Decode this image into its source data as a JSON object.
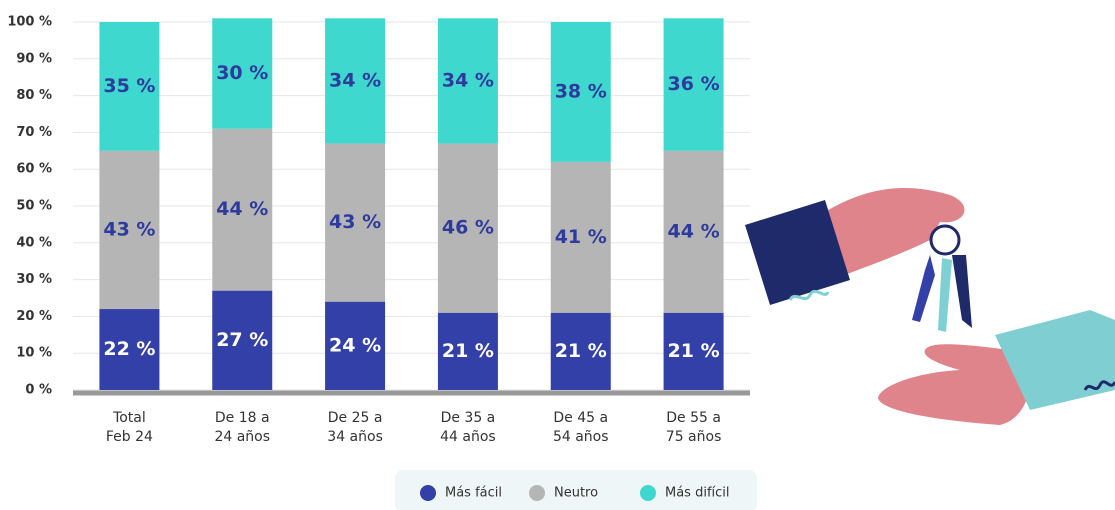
{
  "chart_data": {
    "type": "stacked-bar",
    "categories": [
      "Total\nFeb 24",
      "De 18 a\n24 años",
      "De 25 a\n34 años",
      "De 35 a\n44 años",
      "De 45 a\n54 años",
      "De 55 a\n75 años"
    ],
    "series": [
      {
        "name": "Más fácil",
        "color": "#3340a8",
        "values": [
          22,
          27,
          24,
          21,
          21,
          21
        ],
        "value_labels": [
          "22 %",
          "27 %",
          "24 %",
          "21 %",
          "21 %",
          "21 %"
        ]
      },
      {
        "name": "Neutro",
        "color": "#b5b5b5",
        "values": [
          43,
          44,
          43,
          46,
          41,
          44
        ],
        "value_labels": [
          "43 %",
          "44 %",
          "43 %",
          "46 %",
          "41 %",
          "44 %"
        ]
      },
      {
        "name": "Más difícil",
        "color": "#3ed8cf",
        "values": [
          35,
          30,
          34,
          34,
          38,
          36
        ],
        "value_labels": [
          "35 %",
          "30 %",
          "34 %",
          "34 %",
          "38 %",
          "36 %"
        ]
      }
    ],
    "ylim": [
      0,
      100
    ],
    "yticks": [
      {
        "value": 0,
        "label": "0 %"
      },
      {
        "value": 10,
        "label": "10 %"
      },
      {
        "value": 20,
        "label": "20 %"
      },
      {
        "value": 30,
        "label": "30 %"
      },
      {
        "value": 40,
        "label": "40 %"
      },
      {
        "value": 50,
        "label": "50 %"
      },
      {
        "value": 60,
        "label": "60 %"
      },
      {
        "value": 70,
        "label": "70 %"
      },
      {
        "value": 80,
        "label": "80 %"
      },
      {
        "value": 90,
        "label": "90 %"
      },
      {
        "value": 100,
        "label": "100 %"
      }
    ],
    "grid": true
  }
}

*Problem description:*
Go through the entries and return each line where the word "name" appears.

*Response:*
        "name": "Más fácil",
        "name": "Neutro",
        "name": "Más difícil",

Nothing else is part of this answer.